Copy every line of the data exactly, leaving nothing out.

- DATA ENTRIES
____
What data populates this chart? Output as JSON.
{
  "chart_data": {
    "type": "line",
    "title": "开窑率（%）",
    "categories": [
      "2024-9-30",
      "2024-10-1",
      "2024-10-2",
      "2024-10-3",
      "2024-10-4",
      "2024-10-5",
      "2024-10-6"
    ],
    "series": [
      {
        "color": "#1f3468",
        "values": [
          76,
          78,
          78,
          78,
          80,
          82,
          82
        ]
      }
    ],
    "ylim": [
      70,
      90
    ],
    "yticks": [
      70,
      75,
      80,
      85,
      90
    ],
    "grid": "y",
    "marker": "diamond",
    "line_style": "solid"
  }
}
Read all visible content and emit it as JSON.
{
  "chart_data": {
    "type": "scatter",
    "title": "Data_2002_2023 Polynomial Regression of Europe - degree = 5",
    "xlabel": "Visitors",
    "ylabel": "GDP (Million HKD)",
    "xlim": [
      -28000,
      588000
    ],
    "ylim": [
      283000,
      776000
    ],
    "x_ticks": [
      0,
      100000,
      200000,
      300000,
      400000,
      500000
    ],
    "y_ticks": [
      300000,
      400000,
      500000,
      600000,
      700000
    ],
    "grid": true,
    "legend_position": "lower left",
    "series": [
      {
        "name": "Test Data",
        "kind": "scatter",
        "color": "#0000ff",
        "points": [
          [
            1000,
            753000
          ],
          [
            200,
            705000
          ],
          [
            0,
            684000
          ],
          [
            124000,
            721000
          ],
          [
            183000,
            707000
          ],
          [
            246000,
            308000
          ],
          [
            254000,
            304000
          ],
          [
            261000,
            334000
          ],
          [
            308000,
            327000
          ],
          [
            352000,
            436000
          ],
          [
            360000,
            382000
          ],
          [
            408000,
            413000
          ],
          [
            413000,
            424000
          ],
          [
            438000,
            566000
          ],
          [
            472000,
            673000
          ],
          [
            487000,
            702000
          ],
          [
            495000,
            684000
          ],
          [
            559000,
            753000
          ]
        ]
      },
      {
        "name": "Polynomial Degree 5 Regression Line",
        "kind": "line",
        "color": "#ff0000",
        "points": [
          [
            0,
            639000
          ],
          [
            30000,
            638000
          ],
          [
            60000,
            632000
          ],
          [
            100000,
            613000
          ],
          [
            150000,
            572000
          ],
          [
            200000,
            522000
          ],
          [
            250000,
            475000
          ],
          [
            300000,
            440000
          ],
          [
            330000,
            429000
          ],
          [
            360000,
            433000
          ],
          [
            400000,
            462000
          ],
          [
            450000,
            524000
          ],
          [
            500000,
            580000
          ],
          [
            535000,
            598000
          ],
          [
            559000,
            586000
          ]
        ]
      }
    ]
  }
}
____
- THE RESPONSE
What data populates this chart? Output as JSON.
{
  "chart_data": {
    "type": "line",
    "title": "开窑率（%）",
    "categories": [
      "2024-9-30",
      "2024-10-1",
      "2024-10-2",
      "2024-10-3",
      "2024-10-4",
      "2024-10-5",
      "2024-10-6"
    ],
    "series": [
      {
        "color": "#1f3468",
        "values": [
          76,
          78,
          78,
          78,
          80,
          82,
          82
        ]
      }
    ],
    "ylim": [
      70,
      90
    ],
    "yticks": [
      70,
      75,
      80,
      85,
      90
    ],
    "grid": "y",
    "marker": "diamond",
    "line_style": "solid"
  }
}
Read all visible content and emit it as JSON.
{
  "chart_data": {
    "type": "scatter",
    "title": "Data_2002_2023 Polynomial Regression of Europe - degree = 5",
    "xlabel": "Visitors",
    "ylabel": "GDP (Million HKD)",
    "xlim": [
      -28000,
      588000
    ],
    "ylim": [
      283000,
      776000
    ],
    "x_ticks": [
      0,
      100000,
      200000,
      300000,
      400000,
      500000
    ],
    "y_ticks": [
      300000,
      400000,
      500000,
      600000,
      700000
    ],
    "grid": true,
    "legend_position": "lower left",
    "series": [
      {
        "name": "Test Data",
        "kind": "scatter",
        "color": "#0000ff",
        "points": [
          [
            1000,
            753000
          ],
          [
            200,
            705000
          ],
          [
            0,
            684000
          ],
          [
            124000,
            721000
          ],
          [
            183000,
            707000
          ],
          [
            246000,
            308000
          ],
          [
            254000,
            304000
          ],
          [
            261000,
            334000
          ],
          [
            308000,
            327000
          ],
          [
            352000,
            436000
          ],
          [
            360000,
            382000
          ],
          [
            408000,
            413000
          ],
          [
            413000,
            424000
          ],
          [
            438000,
            566000
          ],
          [
            472000,
            673000
          ],
          [
            487000,
            702000
          ],
          [
            495000,
            684000
          ],
          [
            559000,
            753000
          ]
        ]
      },
      {
        "name": "Polynomial Degree 5 Regression Line",
        "kind": "line",
        "color": "#ff0000",
        "points": [
          [
            0,
            639000
          ],
          [
            30000,
            638000
          ],
          [
            60000,
            632000
          ],
          [
            100000,
            613000
          ],
          [
            150000,
            572000
          ],
          [
            200000,
            522000
          ],
          [
            250000,
            475000
          ],
          [
            300000,
            440000
          ],
          [
            330000,
            429000
          ],
          [
            360000,
            433000
          ],
          [
            400000,
            462000
          ],
          [
            450000,
            524000
          ],
          [
            500000,
            580000
          ],
          [
            535000,
            598000
          ],
          [
            559000,
            586000
          ]
        ]
      }
    ]
  }
}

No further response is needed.